### Provided data
** begin **
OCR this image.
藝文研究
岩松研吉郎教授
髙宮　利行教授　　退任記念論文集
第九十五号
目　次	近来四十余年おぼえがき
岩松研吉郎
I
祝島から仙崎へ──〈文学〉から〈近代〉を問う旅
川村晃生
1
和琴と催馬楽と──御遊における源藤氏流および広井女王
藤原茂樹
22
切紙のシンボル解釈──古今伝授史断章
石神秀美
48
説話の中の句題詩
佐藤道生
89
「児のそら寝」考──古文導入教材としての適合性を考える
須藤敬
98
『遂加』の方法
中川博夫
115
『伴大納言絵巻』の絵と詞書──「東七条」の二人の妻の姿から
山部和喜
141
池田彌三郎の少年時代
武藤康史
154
** end **
### Task requirements
Quote the data above in full, changing nothing.

### Complete response
OCR this image.
藝文研究
岩松研吉郎教授
髙宮　利行教授　　退任記念論文集
第九十五号
目　次	近来四十余年おぼえがき
岩松研吉郎
I
祝島から仙崎へ──〈文学〉から〈近代〉を問う旅
川村晃生
1
和琴と催馬楽と──御遊における源藤氏流および広井女王
藤原茂樹
22
切紙のシンボル解釈──古今伝授史断章
石神秀美
48
説話の中の句題詩
佐藤道生
89
「児のそら寝」考──古文導入教材としての適合性を考える
須藤敬
98
『遂加』の方法
中川博夫
115
『伴大納言絵巻』の絵と詞書──「東七条」の二人の妻の姿から
山部和喜
141
池田彌三郎の少年時代
武藤康史
154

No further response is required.